▶ [PROBLEM REQUIREMENTS] Locate the word "partnerships" in the material, then show every line that holds it.

▶ [INPUT FOR THIS TASK]
==*==

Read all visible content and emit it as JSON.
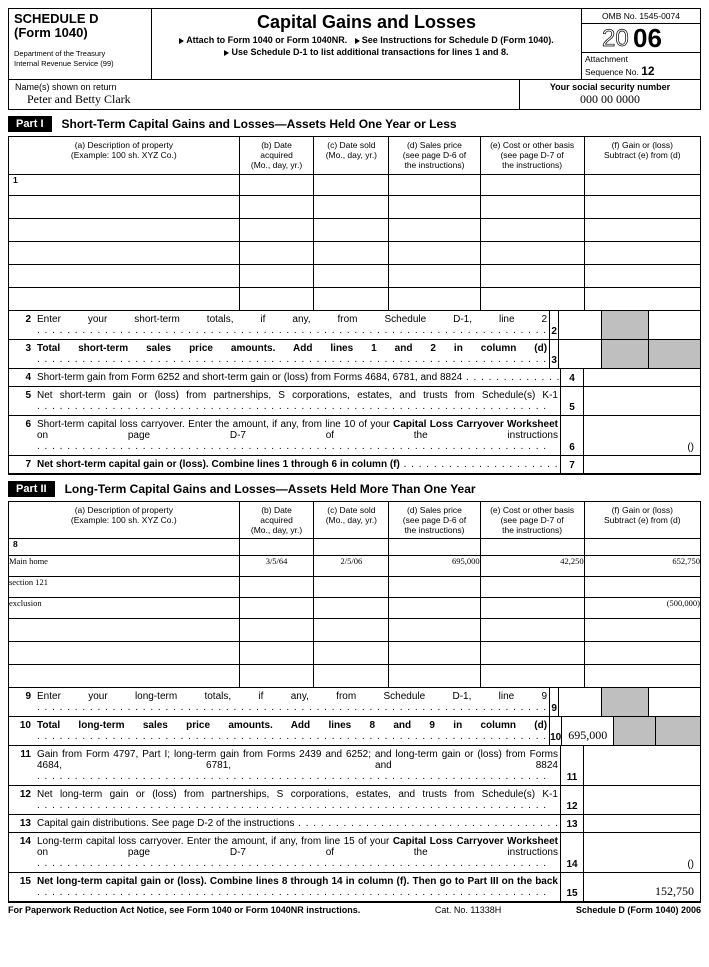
{
  "header": {
    "schedule": "SCHEDULE D",
    "form": "(Form 1040)",
    "dept": "Department of the Treasury",
    "irs": "Internal Revenue Service      (99)",
    "title": "Capital Gains and Losses",
    "sub1": "Attach to Form 1040 or Form 1040NR.",
    "sub2": "See Instructions for Schedule D (Form 1040).",
    "sub3": "Use Schedule D-1 to list additional transactions for lines 1 and 8.",
    "omb": "OMB No. 1545-0074",
    "year": "2006",
    "att": "Attachment",
    "seq": "Sequence No. ",
    "seqnum": "12"
  },
  "namesLabel": "Name(s) shown on return",
  "ssnLabel": "Your social security number",
  "name": "Peter and Betty Clark",
  "ssn": "000   00   0000",
  "part1": {
    "label": "Part I",
    "title": "Short-Term Capital Gains and Losses—Assets Held One Year or Less"
  },
  "cols": {
    "a": "(a) Description of property\n(Example: 100 sh. XYZ Co.)",
    "b": "(b) Date\nacquired\n(Mo., day, yr.)",
    "c": "(c) Date sold\n(Mo., day, yr.)",
    "d": "(d) Sales price\n(see page D-6 of\nthe instructions)",
    "e": "(e) Cost or other basis\n(see page D-7 of\nthe instructions)",
    "f": "(f) Gain or (loss)\nSubtract (e) from (d)"
  },
  "p1": {
    "rownum": "1",
    "l2": "Enter your short-term totals, if any, from Schedule D-1, line 2",
    "l3": "Total short-term sales price amounts. Add lines 1 and 2 in column (d)",
    "l4": "Short-term gain from Form 6252 and short-term gain or (loss) from Forms 4684, 6781, and 8824",
    "l5": "Net short-term gain or (loss) from partnerships, S corporations, estates, and trusts from Schedule(s) K-1",
    "l6": "Short-term capital loss carryover. Enter the amount, if any, from line 10 of your Capital Loss Carryover Worksheet on page D-7 of the instructions",
    "l7": "Net short-term capital gain or (loss). Combine lines 1 through 6 in column (f)"
  },
  "part2": {
    "label": "Part II",
    "title": "Long-Term Capital Gains and Losses—Assets Held More Than One Year"
  },
  "p2": {
    "rownum": "8",
    "rows": [
      {
        "a": "Main home",
        "b": "3/5/64",
        "c": "2/5/06",
        "d": "695,000",
        "e": "42,250",
        "f": "652,750"
      },
      {
        "a": "section 121",
        "b": "",
        "c": "",
        "d": "",
        "e": "",
        "f": ""
      },
      {
        "a": "exclusion",
        "b": "",
        "c": "",
        "d": "",
        "e": "",
        "f": "(500,000)"
      }
    ],
    "l9": "Enter your long-term totals, if any, from Schedule D-1, line 9",
    "l10": "Total long-term sales price amounts. Add lines 8 and 9 in column (d)",
    "l10v": "695,000",
    "l11": "Gain from Form 4797, Part I; long-term gain from Forms 2439 and 6252; and long-term gain or (loss) from Forms 4684, 6781, and 8824",
    "l12": "Net long-term gain or (loss) from partnerships, S corporations, estates, and trusts from Schedule(s) K-1",
    "l13": "Capital gain distributions. See page D-2 of the instructions",
    "l14": "Long-term capital loss carryover. Enter the amount, if any, from line 15 of your Capital Loss Carryover Worksheet on page D-7 of the instructions",
    "l15": "Net long-term capital gain or (loss). Combine lines 8 through 14 in column (f). Then go to Part III on the back",
    "l15v": "152,750"
  },
  "footer": {
    "l": "For Paperwork Reduction Act Notice, see Form 1040 or Form 1040NR instructions.",
    "c": "Cat. No. 11338H",
    "r": "Schedule D (Form 1040) 2006"
  }
}
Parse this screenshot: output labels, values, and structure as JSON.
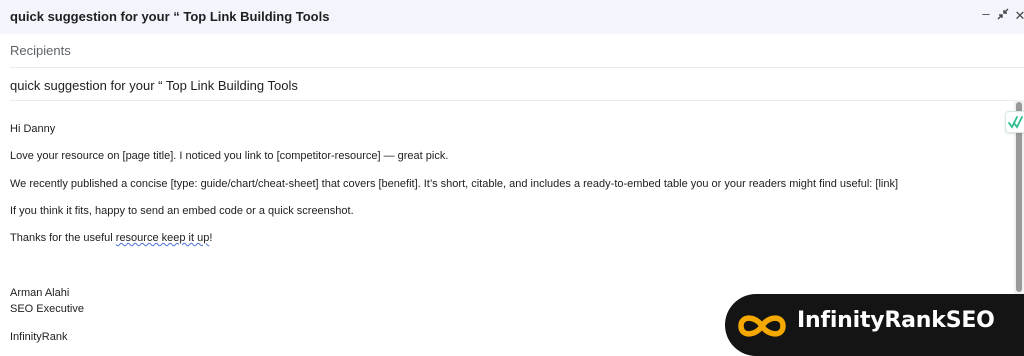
{
  "window": {
    "title": "quick suggestion for your “ Top Link Building Tools",
    "controls": {
      "minimize": "–",
      "expand": "⤢",
      "close": "✕"
    }
  },
  "compose": {
    "recipients_placeholder": "Recipients",
    "subject": "quick suggestion for your “ Top Link Building Tools"
  },
  "message": {
    "greeting": "Hi Danny",
    "line1": "Love your resource on [page title]. I noticed you link to [competitor-resource] — great pick.",
    "line2": "We recently published a concise [type: guide/chart/cheat-sheet] that covers [benefit]. It’s short, citable, and includes a ready-to-embed table you or your readers might find useful: [link]",
    "line3": "If you think it fits, happy to send an embed code or a quick screenshot.",
    "closing_prefix": "Thanks for the useful ",
    "closing_flagged": "resource keep it up",
    "closing_suffix": "!",
    "signature_name": "Arman Alahi",
    "signature_title": "SEO Executive",
    "signature_company": "InfinityRank"
  },
  "overlay": {
    "grammar_icon": "grammar-check-icon",
    "logo_text": "InfinityRankSEO",
    "logo_icon": "infinity-loop-icon",
    "logo_colors": {
      "background": "#141414",
      "loop": "#f5a800",
      "text": "#ffffff"
    }
  }
}
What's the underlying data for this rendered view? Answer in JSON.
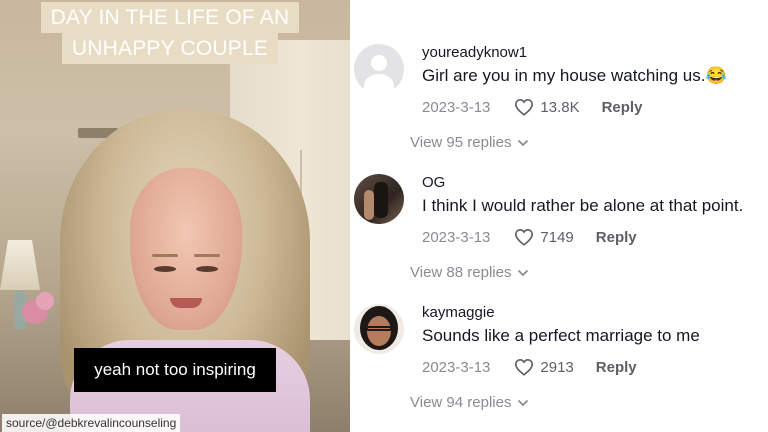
{
  "video": {
    "title_lines": [
      "DAY IN THE LIFE OF AN",
      "UNHAPPY COUPLE"
    ],
    "caption": "yeah not too inspiring",
    "source": "source/@debkrevalincounseling"
  },
  "colors": {
    "title_bg": "#e9dcc4",
    "caption_bg": "#000000",
    "text_primary": "#161823",
    "text_secondary": "#8a8b91"
  },
  "comments": [
    {
      "username": "youreadyknow1",
      "text": "Girl are you in my house watching us.😂",
      "date": "2023-3-13",
      "likes": "13.8K",
      "reply_label": "Reply",
      "view_replies": "View 95 replies",
      "avatar": "default-avatar-icon"
    },
    {
      "username": "OG",
      "text": "I think I would rather be alone at that point.",
      "date": "2023-3-13",
      "likes": "7149",
      "reply_label": "Reply",
      "view_replies": "View 88 replies",
      "avatar": "photo-avatar"
    },
    {
      "username": "kaymaggie",
      "text": "Sounds like a perfect marriage to me",
      "date": "2023-3-13",
      "likes": "2913",
      "reply_label": "Reply",
      "view_replies": "View 94 replies",
      "avatar": "photo-avatar"
    }
  ]
}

==*==

▶ [RESULT]
    "l5": "Net short-term gain or (loss) from partnerships, S corporations, estates, and trusts from Schedule(s) K-1",
    "l12": "Net long-term gain or (loss) from partnerships, S corporations, estates, and trusts from Schedule(s) K-1",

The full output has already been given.